> _DATASET CONTENT_:
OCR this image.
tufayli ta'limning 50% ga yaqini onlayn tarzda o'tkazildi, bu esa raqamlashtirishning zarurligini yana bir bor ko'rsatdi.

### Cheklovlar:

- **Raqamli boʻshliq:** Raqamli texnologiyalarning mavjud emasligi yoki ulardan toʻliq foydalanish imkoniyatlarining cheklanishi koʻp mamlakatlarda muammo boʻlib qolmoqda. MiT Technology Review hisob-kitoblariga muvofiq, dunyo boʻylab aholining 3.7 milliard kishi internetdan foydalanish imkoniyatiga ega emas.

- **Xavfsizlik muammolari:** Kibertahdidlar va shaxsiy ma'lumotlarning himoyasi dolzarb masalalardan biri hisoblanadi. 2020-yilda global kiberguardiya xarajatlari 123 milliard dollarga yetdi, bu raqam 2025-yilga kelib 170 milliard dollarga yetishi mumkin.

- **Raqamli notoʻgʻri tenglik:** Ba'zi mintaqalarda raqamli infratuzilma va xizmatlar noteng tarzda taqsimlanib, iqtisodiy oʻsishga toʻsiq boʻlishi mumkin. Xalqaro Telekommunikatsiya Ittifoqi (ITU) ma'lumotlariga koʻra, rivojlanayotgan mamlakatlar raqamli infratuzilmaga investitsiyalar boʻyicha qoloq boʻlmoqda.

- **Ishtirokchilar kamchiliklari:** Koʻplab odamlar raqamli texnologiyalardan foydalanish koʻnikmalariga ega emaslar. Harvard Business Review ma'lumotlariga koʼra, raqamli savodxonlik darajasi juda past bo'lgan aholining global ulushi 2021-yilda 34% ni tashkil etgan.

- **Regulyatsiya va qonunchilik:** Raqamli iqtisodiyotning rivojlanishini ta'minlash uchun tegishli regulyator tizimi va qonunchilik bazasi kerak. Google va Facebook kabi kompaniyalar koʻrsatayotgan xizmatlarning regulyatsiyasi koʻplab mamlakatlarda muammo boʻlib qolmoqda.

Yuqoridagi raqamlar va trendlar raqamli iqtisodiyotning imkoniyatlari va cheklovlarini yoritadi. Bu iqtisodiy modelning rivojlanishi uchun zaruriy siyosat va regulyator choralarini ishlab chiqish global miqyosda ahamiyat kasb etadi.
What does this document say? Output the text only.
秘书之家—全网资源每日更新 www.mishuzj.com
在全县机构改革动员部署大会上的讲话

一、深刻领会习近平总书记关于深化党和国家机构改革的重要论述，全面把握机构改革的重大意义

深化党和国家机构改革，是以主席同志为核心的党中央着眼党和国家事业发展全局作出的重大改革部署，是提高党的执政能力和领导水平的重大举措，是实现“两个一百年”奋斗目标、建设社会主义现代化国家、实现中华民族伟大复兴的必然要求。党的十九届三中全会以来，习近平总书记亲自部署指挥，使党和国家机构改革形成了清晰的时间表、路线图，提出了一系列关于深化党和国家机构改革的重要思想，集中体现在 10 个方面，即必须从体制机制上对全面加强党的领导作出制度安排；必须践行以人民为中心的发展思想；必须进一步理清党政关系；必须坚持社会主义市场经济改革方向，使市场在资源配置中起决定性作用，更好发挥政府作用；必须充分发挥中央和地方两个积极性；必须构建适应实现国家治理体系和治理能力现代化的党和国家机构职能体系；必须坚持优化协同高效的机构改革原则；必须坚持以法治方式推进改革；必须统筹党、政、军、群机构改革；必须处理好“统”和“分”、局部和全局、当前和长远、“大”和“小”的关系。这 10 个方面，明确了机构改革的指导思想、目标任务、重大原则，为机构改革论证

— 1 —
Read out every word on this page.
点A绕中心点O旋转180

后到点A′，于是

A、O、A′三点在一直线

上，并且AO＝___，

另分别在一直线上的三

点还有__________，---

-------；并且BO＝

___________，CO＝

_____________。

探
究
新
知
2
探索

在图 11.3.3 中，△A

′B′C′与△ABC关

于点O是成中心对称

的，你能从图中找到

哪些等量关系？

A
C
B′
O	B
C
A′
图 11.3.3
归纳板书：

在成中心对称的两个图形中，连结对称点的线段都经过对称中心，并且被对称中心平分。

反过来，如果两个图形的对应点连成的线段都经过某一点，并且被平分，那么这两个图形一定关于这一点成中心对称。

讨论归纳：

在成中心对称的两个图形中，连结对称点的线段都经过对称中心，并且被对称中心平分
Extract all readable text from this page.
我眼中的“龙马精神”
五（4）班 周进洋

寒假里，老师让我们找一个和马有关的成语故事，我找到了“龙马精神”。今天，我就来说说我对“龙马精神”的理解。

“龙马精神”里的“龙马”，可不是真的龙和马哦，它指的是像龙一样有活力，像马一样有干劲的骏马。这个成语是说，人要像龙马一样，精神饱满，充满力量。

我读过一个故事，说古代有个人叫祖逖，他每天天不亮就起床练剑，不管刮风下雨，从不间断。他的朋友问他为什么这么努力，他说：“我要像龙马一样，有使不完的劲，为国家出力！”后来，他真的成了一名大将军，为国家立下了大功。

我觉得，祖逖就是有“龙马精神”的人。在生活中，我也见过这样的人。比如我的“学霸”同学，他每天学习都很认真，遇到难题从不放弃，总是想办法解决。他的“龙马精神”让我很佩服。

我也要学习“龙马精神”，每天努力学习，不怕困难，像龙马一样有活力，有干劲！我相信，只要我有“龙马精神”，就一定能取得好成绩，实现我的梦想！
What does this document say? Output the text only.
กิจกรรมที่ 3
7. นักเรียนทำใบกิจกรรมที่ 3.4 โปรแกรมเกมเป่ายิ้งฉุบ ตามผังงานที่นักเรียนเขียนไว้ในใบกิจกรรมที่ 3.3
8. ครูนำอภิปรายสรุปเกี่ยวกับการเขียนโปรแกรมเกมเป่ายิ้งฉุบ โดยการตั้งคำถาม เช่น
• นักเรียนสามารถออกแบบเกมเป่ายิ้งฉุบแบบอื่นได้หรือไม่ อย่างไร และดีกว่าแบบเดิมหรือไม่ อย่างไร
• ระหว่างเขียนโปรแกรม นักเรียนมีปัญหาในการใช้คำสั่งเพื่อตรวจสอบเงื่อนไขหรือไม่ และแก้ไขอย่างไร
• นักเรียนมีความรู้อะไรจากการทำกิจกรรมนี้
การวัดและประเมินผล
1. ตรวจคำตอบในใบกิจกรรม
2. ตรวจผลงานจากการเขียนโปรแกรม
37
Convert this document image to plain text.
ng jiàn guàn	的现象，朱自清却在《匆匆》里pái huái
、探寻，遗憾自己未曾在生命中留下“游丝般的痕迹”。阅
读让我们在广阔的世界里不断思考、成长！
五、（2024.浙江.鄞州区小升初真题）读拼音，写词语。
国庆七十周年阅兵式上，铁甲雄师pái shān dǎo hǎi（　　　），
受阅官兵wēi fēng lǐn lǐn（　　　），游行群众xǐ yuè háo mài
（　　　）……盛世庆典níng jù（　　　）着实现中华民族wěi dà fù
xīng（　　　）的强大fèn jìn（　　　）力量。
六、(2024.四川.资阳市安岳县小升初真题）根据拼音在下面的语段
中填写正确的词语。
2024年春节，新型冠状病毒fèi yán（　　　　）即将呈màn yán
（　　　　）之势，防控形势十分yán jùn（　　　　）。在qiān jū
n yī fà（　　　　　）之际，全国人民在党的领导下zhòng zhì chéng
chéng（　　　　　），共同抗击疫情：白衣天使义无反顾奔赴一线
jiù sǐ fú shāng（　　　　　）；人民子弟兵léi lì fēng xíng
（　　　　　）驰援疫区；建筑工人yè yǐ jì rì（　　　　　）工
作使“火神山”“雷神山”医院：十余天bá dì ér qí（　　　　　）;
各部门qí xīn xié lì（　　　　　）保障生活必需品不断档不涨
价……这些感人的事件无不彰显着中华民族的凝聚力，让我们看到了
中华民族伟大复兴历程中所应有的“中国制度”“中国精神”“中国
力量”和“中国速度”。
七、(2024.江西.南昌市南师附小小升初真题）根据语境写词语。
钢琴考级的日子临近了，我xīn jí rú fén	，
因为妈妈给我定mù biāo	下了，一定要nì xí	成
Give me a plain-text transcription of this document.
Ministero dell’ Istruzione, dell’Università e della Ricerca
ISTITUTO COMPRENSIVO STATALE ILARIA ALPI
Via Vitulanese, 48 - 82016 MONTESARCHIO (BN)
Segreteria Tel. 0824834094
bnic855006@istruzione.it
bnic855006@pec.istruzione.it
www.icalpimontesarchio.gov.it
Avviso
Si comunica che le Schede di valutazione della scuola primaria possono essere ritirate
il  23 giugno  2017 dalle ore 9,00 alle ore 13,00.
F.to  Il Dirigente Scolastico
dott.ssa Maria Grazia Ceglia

> _STATED TASK_: Extract all lines containing the word "document".

> _FULL OUTPUT_:
What does this document say? Output the text only.
What does this document say? Output the text only.
Convert this document image to plain text.
Give me a plain-text transcription of this document.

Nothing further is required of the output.